-- BEGIN Dataset content --

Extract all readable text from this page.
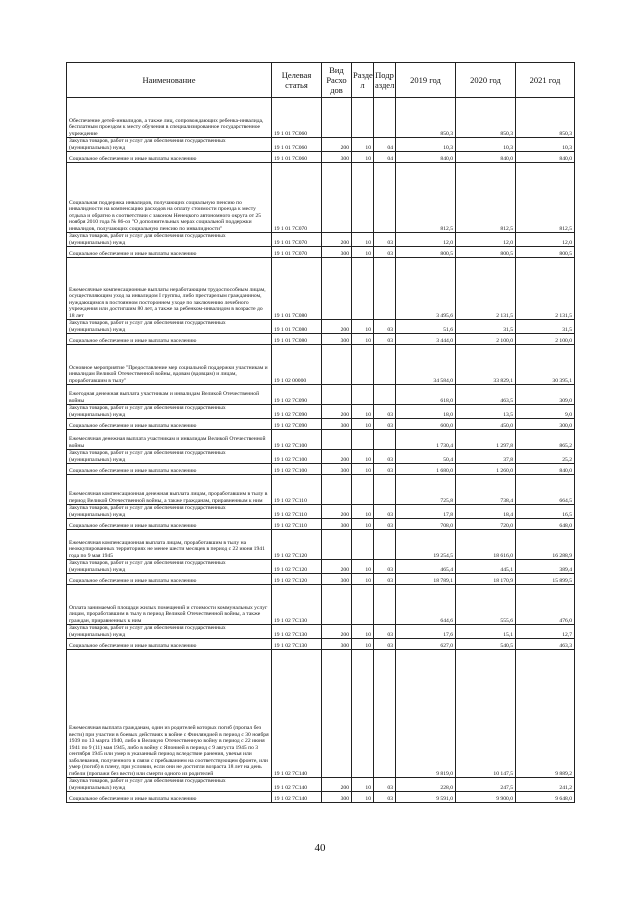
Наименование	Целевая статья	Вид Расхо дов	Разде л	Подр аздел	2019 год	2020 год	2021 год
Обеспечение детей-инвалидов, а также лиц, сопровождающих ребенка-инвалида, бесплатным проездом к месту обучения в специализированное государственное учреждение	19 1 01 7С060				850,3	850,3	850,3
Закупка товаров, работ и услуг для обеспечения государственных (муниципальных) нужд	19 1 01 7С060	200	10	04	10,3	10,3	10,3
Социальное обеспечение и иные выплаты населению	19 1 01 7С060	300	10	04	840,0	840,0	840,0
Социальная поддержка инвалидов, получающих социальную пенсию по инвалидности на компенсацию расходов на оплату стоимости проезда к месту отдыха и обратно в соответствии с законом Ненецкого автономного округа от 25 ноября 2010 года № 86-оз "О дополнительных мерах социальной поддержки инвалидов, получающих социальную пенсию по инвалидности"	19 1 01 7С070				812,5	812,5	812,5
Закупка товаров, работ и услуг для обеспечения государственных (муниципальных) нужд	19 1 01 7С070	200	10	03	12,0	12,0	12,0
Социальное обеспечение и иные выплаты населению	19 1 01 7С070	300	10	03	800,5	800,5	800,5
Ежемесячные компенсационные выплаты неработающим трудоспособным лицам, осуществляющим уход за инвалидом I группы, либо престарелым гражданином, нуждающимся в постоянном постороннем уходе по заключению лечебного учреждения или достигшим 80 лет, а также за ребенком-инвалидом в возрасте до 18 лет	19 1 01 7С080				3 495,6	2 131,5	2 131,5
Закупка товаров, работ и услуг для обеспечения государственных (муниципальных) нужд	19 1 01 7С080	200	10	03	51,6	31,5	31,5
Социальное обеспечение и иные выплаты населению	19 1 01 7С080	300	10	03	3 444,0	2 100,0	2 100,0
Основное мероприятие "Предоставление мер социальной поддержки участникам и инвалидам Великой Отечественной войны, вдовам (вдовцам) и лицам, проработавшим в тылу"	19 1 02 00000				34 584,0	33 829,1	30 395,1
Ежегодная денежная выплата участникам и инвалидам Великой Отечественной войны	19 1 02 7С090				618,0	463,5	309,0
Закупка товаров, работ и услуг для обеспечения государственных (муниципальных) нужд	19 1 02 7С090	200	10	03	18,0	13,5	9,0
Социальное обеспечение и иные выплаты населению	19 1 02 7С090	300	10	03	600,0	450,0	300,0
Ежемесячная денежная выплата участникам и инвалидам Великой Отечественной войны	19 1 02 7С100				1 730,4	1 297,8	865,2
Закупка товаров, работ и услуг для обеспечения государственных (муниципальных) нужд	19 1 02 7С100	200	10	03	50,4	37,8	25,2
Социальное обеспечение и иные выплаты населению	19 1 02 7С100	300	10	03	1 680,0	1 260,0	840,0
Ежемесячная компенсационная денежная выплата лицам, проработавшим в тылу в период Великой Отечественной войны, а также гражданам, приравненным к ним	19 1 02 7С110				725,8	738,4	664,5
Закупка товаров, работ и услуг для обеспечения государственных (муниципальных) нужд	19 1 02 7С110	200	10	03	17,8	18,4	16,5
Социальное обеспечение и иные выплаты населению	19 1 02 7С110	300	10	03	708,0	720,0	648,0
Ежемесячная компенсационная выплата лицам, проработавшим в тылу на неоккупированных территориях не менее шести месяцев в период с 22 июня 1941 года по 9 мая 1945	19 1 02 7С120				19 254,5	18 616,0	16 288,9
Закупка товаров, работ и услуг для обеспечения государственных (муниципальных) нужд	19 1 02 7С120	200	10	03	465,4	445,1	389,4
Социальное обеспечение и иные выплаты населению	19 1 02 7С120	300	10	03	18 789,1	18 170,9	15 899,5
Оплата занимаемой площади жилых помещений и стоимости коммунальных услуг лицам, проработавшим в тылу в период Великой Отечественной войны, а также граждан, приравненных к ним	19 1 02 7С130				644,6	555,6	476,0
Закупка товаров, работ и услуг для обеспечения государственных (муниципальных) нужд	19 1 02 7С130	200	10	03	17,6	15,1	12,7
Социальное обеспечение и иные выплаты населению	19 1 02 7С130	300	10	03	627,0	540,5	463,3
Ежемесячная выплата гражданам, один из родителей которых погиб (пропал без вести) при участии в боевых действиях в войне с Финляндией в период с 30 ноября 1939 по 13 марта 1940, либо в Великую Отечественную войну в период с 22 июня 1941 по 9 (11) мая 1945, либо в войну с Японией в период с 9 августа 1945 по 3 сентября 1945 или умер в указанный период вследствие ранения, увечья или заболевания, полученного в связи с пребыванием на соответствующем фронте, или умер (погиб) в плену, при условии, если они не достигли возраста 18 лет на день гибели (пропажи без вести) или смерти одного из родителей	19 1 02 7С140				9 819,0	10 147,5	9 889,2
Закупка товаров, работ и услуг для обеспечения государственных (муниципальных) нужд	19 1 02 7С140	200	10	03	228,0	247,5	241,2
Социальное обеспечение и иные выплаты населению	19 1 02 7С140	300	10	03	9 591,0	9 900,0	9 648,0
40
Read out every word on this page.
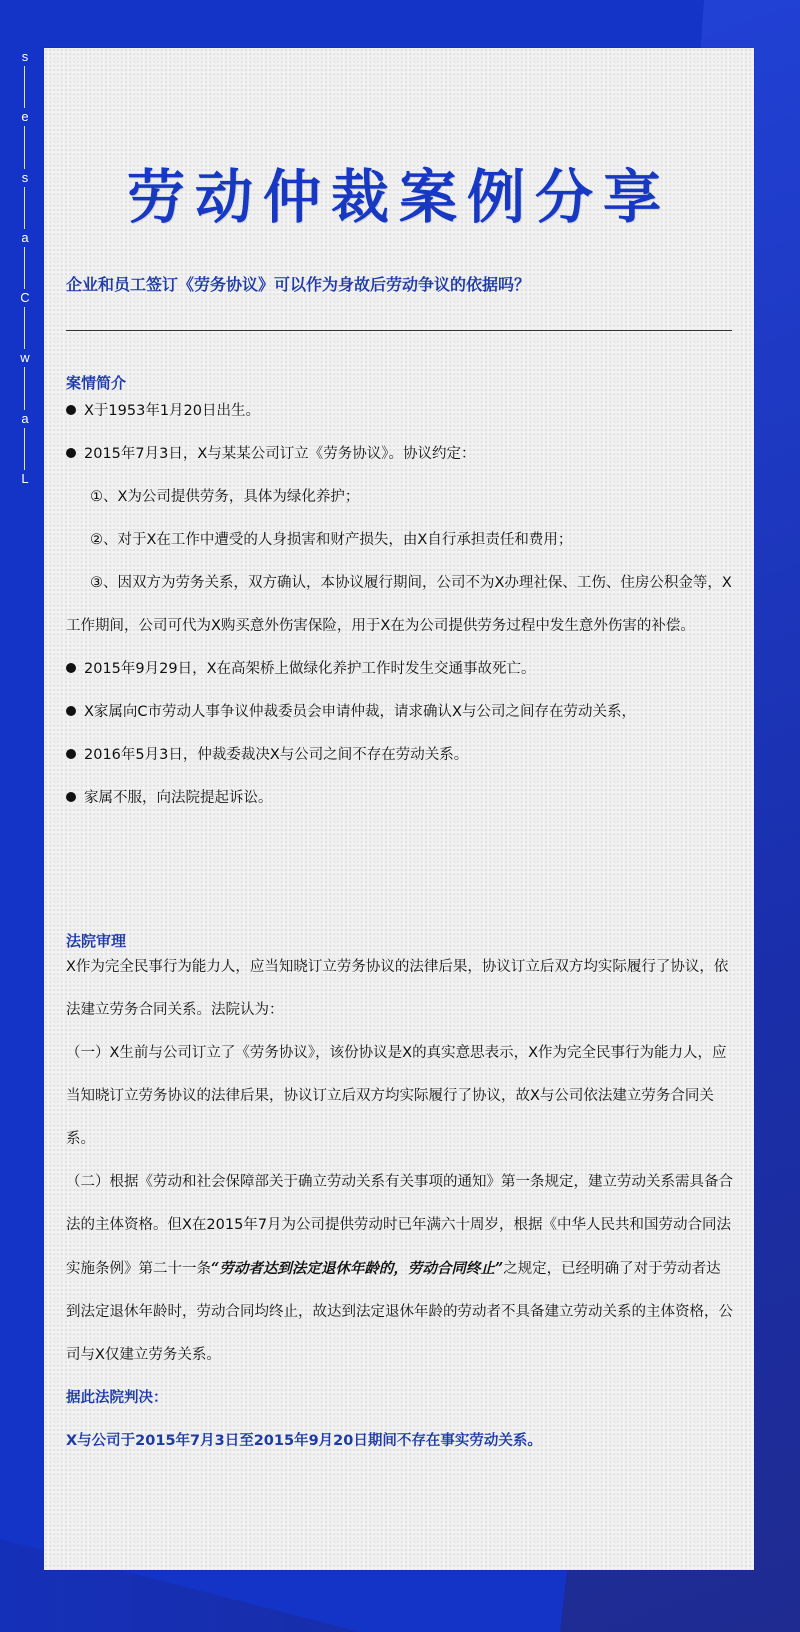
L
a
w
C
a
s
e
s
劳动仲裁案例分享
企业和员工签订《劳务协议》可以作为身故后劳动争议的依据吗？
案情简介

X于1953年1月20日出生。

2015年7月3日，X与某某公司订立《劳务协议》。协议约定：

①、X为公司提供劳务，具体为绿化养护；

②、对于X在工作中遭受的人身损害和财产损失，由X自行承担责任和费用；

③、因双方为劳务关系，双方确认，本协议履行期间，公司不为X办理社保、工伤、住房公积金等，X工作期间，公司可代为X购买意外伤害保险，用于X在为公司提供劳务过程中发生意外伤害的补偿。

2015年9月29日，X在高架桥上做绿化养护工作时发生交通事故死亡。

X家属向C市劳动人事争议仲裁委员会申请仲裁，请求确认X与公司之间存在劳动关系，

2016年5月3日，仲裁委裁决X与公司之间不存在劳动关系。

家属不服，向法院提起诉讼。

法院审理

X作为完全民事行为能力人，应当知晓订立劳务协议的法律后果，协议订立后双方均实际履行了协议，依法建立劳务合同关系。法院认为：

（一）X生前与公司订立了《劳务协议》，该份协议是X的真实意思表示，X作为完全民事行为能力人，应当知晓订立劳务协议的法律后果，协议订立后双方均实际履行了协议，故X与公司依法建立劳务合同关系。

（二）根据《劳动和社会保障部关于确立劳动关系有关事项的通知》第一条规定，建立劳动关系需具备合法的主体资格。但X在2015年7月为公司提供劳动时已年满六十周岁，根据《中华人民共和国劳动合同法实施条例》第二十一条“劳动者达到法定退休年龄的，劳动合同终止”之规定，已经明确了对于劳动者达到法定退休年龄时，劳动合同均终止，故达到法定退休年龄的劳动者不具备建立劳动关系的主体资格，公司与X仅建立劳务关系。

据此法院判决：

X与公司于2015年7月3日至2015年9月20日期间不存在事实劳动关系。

-- END Dataset content --

**Exercise brief:** Select and copy every line of the material that holds the string "денежная".

**Final answer:**
Ежегодная денежная выплата участникам и инвалидам Великой Отечественной войны	19 1 02 7С090				618,0	463,5	309,0
Ежемесячная денежная выплата участникам и инвалидам Великой Отечественной войны	19 1 02 7С100				1 730,4	1 297,8	865,2
Ежемесячная компенсационная денежная выплата лицам, проработавшим в тылу в период Великой Отечественной войны, а также гражданам, приравненным к ним	19 1 02 7С110				725,8	738,4	664,5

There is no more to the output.